Excerpts from a figure dataset:
================
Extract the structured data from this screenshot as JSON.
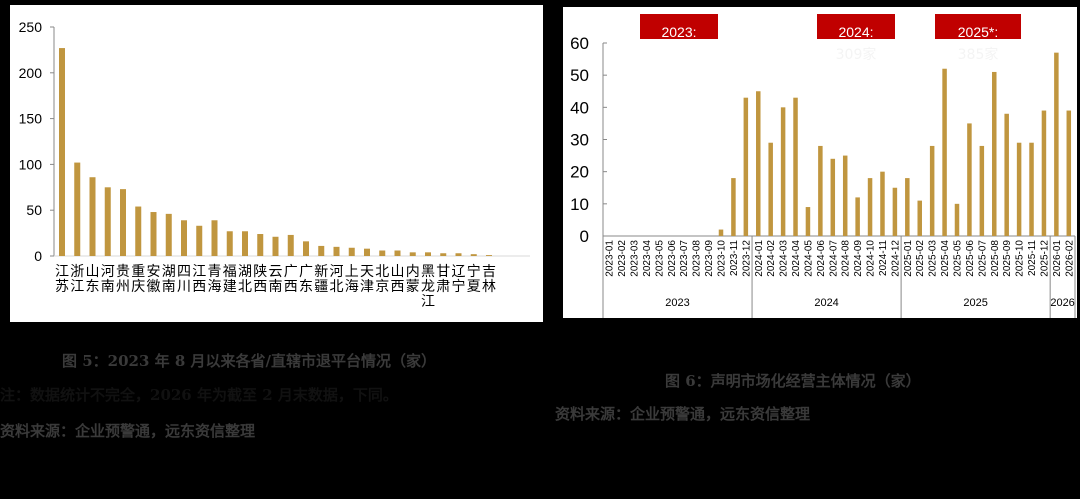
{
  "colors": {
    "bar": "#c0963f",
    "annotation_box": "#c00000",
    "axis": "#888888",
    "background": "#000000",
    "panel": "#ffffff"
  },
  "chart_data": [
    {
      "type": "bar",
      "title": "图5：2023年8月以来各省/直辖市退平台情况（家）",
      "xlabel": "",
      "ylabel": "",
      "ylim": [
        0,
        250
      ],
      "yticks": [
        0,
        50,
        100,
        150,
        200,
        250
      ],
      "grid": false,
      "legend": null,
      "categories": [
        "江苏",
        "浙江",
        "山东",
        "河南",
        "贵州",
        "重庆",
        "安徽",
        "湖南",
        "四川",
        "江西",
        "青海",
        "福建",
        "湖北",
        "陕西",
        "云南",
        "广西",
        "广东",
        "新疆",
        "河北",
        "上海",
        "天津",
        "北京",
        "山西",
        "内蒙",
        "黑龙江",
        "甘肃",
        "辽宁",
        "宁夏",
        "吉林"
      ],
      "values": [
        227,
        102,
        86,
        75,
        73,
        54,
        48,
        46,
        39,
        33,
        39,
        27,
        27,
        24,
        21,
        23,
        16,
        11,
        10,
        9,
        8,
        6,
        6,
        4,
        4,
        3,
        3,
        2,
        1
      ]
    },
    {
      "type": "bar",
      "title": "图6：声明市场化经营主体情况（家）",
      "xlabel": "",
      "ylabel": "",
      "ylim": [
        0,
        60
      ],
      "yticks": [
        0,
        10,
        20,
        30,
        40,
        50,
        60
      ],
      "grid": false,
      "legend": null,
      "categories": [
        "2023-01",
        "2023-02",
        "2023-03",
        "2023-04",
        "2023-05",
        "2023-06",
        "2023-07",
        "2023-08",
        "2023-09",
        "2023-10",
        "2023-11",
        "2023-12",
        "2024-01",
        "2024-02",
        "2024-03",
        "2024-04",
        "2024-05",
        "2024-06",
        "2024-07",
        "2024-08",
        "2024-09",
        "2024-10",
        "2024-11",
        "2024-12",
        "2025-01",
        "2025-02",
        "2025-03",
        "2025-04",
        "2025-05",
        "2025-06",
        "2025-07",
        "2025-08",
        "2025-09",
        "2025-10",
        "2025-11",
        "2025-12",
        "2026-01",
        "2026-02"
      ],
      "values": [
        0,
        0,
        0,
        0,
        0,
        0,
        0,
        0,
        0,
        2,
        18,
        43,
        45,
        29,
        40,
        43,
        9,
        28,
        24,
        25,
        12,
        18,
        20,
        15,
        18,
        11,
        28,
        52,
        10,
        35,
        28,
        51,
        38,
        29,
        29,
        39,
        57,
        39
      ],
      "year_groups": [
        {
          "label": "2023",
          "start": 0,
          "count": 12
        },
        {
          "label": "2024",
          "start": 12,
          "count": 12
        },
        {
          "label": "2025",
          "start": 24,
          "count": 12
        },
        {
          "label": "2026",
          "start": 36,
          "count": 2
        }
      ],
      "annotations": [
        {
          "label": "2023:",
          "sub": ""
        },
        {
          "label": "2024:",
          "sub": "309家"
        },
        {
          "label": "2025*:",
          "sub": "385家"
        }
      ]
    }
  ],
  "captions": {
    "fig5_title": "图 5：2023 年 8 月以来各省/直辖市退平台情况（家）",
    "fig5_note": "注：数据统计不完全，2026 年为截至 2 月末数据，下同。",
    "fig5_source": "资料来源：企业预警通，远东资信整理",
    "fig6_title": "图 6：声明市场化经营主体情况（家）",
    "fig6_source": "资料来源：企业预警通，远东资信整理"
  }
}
================
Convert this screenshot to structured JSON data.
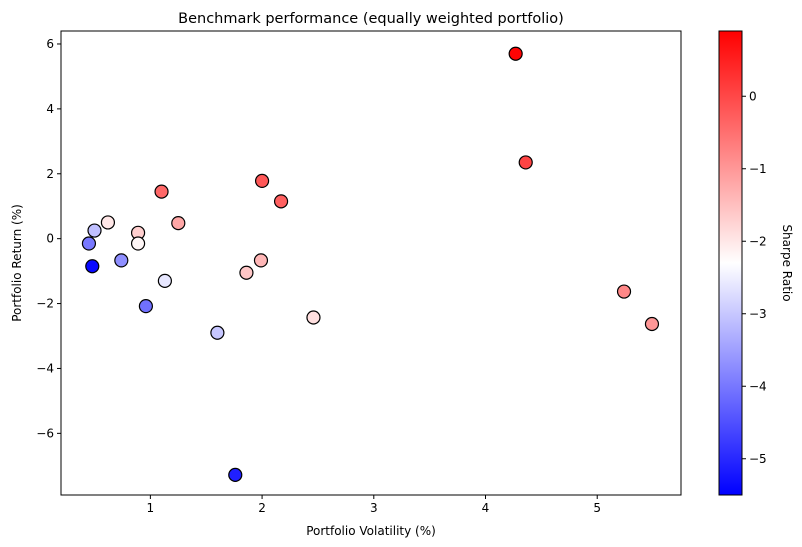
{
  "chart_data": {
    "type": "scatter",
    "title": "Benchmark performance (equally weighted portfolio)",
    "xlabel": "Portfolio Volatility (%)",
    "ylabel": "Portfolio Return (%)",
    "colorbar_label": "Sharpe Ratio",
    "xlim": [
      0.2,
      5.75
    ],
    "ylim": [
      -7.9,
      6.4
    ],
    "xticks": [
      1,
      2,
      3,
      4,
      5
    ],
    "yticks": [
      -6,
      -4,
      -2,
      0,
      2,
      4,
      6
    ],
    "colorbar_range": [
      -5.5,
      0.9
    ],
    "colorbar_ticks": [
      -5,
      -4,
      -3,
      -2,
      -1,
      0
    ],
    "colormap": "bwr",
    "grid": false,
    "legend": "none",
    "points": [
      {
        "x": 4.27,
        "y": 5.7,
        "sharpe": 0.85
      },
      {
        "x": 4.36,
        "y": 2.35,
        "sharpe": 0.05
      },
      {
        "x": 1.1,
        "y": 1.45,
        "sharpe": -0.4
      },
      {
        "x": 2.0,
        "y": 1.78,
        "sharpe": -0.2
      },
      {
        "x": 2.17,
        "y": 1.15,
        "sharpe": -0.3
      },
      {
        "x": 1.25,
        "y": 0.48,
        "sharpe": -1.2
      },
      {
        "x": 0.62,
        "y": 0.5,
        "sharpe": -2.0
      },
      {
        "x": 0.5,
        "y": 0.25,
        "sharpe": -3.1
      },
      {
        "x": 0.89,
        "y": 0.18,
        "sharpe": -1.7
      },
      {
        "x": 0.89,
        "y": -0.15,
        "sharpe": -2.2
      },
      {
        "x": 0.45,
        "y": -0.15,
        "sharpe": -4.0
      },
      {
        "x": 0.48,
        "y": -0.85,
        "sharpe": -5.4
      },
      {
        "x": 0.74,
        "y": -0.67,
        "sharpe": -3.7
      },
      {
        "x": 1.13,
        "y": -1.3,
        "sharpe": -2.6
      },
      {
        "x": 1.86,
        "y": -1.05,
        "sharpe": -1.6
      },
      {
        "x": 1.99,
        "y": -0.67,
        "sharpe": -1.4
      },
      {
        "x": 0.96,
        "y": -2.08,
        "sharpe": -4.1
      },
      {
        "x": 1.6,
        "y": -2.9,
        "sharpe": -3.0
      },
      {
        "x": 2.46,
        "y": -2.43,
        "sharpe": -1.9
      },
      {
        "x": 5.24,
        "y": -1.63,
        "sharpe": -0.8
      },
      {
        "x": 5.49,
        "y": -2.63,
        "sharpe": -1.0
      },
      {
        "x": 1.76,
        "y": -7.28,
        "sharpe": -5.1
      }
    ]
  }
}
================
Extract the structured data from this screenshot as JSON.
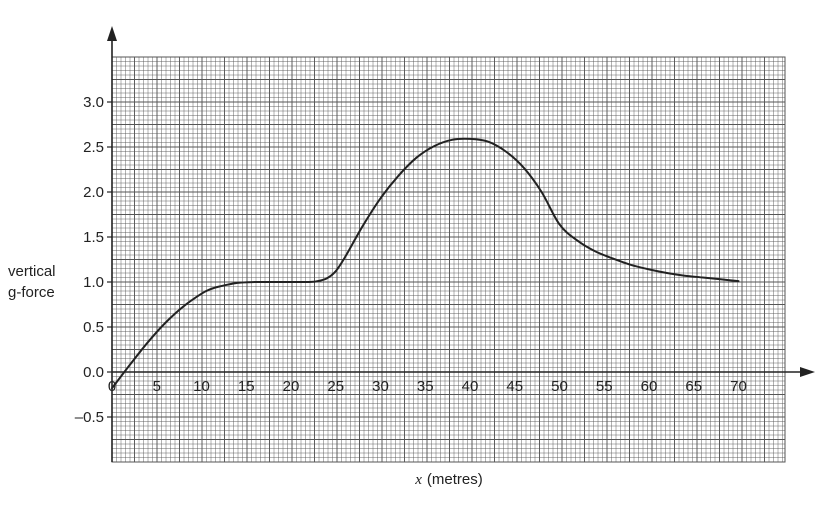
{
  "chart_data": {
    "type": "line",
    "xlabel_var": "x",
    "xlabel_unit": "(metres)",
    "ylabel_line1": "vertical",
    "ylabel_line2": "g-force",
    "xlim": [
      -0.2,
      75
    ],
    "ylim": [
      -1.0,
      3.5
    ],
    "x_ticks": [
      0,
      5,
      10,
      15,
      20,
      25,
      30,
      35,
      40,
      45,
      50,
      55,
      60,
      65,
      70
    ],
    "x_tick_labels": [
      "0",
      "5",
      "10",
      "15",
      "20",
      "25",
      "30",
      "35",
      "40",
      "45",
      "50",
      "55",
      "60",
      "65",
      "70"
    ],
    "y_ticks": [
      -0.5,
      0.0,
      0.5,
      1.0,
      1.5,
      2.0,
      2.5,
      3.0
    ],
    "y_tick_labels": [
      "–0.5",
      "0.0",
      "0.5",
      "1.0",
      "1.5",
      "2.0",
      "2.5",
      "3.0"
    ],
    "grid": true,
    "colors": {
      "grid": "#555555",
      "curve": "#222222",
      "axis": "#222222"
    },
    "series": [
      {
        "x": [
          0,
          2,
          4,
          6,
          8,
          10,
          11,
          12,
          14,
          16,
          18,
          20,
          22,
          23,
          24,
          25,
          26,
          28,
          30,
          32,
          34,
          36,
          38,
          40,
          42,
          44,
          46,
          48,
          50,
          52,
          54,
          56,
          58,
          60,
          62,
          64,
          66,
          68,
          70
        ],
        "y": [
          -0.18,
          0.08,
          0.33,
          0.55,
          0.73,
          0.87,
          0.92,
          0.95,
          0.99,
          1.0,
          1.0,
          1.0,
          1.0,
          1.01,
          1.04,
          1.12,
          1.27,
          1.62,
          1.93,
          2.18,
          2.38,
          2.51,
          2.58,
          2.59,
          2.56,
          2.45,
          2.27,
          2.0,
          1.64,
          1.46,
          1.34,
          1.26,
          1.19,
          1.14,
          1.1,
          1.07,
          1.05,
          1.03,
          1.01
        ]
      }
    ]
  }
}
================
→ Task directions
Show every line from the entries above in which the word "type" appears.

→ Complete output
      "type": "bar",
      "type": "bar",
    "type": "scatter",
    "type": "line",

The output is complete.